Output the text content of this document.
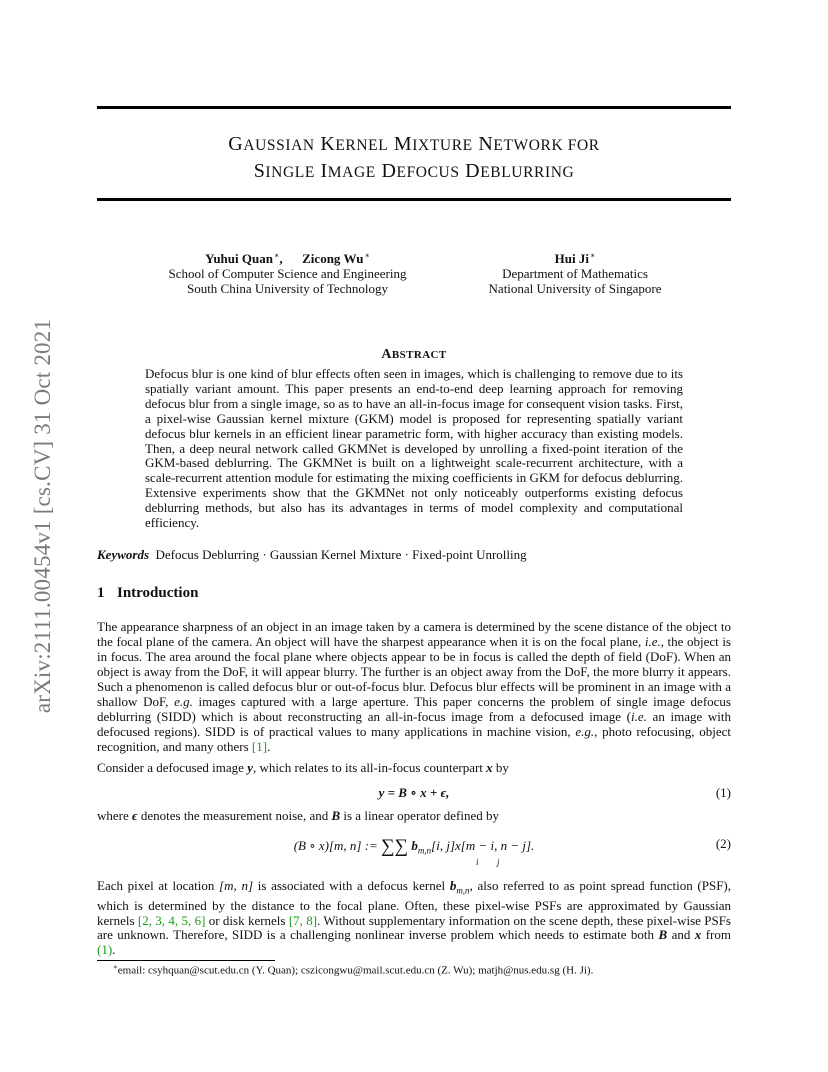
arXiv:2111.00454v1 [cs.CV] 31 Oct 2021
GAUSSIAN KERNEL MIXTURE NETWORK FOR
SINGLE IMAGE DEFOCUS DEBLURRING
Yuhui Quan∗, Zicong Wu∗
School of Computer Science and Engineering
South China University of Technology
Hui Ji∗
Department of Mathematics
National University of Singapore
ABSTRACT
Defocus blur is one kind of blur effects often seen in images, which is challenging to remove due to its spatially variant amount. This paper presents an end-to-end deep learning approach for removing defocus blur from a single image, so as to have an all-in-focus image for consequent vision tasks. First, a pixel-wise Gaussian kernel mixture (GKM) model is proposed for representing spatially variant defocus blur kernels in an efficient linear parametric form, with higher accuracy than existing models. Then, a deep neural network called GKMNet is developed by unrolling a fixed-point iteration of the GKM-based deblurring. The GKMNet is built on a lightweight scale-recurrent architecture, with a scale-recurrent attention module for estimating the mixing coefficients in GKM for defocus deblurring. Extensive experiments show that the GKMNet not only noticeably outperforms existing defocus deblurring methods, but also has its advantages in terms of model complexity and computational efficiency.
Keywords Defocus Deblurring · Gaussian Kernel Mixture · Fixed-point Unrolling
1 Introduction
The appearance sharpness of an object in an image taken by a camera is determined by the scene distance of the object to the focal plane of the camera. An object will have the sharpest appearance when it is on the focal plane, i.e., the object is in focus. The area around the focal plane where objects appear to be in focus is called the depth of field (DoF). When an object is away from the DoF, it will appear blurry. The further is an object away from the DoF, the more blurry it appears. Such a phenomenon is called defocus blur or out-of-focus blur. Defocus blur effects will be prominent in an image with a shallow DoF, e.g. images captured with a large aperture. This paper concerns the problem of single image defocus deblurring (SIDD) which is about reconstructing an all-in-focus image from a defocused image (i.e. an image with defocused regions). SIDD is of practical values to many applications in machine vision, e.g., photo refocusing, object recognition, and many others [1].
Consider a defocused image y, which relates to its all-in-focus counterpart x by
y = B ∘ x + ϵ,	(1)
where ϵ denotes the measurement noise, and B is a linear operator defined by
(B ∘ x)[m, n] := ∑∑ $b_{m,n}[i$, j]x[m − i, n − j].
i j
(2)
Each pixel at location [m, n] is associated with a defocus kernel $b_{m,n}$, also referred to as point spread function (PSF), which is determined by the distance to the focal plane. Often, these pixel-wise PSFs are approximated by Gaussian kernels [2, 3, 4, 5, 6] or disk kernels [7, 8]. Without supplementary information on the scene depth, these pixel-wise PSFs are unknown. Therefore, SIDD is a challenging nonlinear inverse problem which needs to estimate both B and x from (1).
∗email: csyhquan@scut.edu.cn (Y. Quan); cszicongwu@mail.scut.edu.cn (Z. Wu); matjh@nus.edu.sg (H. Ji).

※

**OBJECTIVE:**
Repeat each entry exactly as given; no pictures belong in the copy.

**SOLUTION BELOW:**
Output the text content of this document.
arXiv:2111.00454v1 [cs.CV] 31 Oct 2021
GAUSSIAN KERNEL MIXTURE NETWORK FOR
SINGLE IMAGE DEFOCUS DEBLURRING
Yuhui Quan∗, Zicong Wu∗
School of Computer Science and Engineering
South China University of Technology
Hui Ji∗
Department of Mathematics
National University of Singapore
ABSTRACT
Defocus blur is one kind of blur effects often seen in images, which is challenging to remove due to its spatially variant amount. This paper presents an end-to-end deep learning approach for removing defocus blur from a single image, so as to have an all-in-focus image for consequent vision tasks. First, a pixel-wise Gaussian kernel mixture (GKM) model is proposed for representing spatially variant defocus blur kernels in an efficient linear parametric form, with higher accuracy than existing models. Then, a deep neural network called GKMNet is developed by unrolling a fixed-point iteration of the GKM-based deblurring. The GKMNet is built on a lightweight scale-recurrent architecture, with a scale-recurrent attention module for estimating the mixing coefficients in GKM for defocus deblurring. Extensive experiments show that the GKMNet not only noticeably outperforms existing defocus deblurring methods, but also has its advantages in terms of model complexity and computational efficiency.
Keywords Defocus Deblurring · Gaussian Kernel Mixture · Fixed-point Unrolling
1 Introduction
The appearance sharpness of an object in an image taken by a camera is determined by the scene distance of the object to the focal plane of the camera. An object will have the sharpest appearance when it is on the focal plane, i.e., the object is in focus. The area around the focal plane where objects appear to be in focus is called the depth of field (DoF). When an object is away from the DoF, it will appear blurry. The further is an object away from the DoF, the more blurry it appears. Such a phenomenon is called defocus blur or out-of-focus blur. Defocus blur effects will be prominent in an image with a shallow DoF, e.g. images captured with a large aperture. This paper concerns the problem of single image defocus deblurring (SIDD) which is about reconstructing an all-in-focus image from a defocused image (i.e. an image with defocused regions). SIDD is of practical values to many applications in machine vision, e.g., photo refocusing, object recognition, and many others [1].
Consider a defocused image y, which relates to its all-in-focus counterpart x by
y = B ∘ x + ϵ,	(1)
where ϵ denotes the measurement noise, and B is a linear operator defined by
(B ∘ x)[m, n] := ∑∑ $b_{m,n}[i$, j]x[m − i, n − j].
i j
(2)
Each pixel at location [m, n] is associated with a defocus kernel $b_{m,n}$, also referred to as point spread function (PSF), which is determined by the distance to the focal plane. Often, these pixel-wise PSFs are approximated by Gaussian kernels [2, 3, 4, 5, 6] or disk kernels [7, 8]. Without supplementary information on the scene depth, these pixel-wise PSFs are unknown. Therefore, SIDD is a challenging nonlinear inverse problem which needs to estimate both B and x from (1).
∗email: csyhquan@scut.edu.cn (Y. Quan); cszicongwu@mail.scut.edu.cn (Z. Wu); matjh@nus.edu.sg (H. Ji).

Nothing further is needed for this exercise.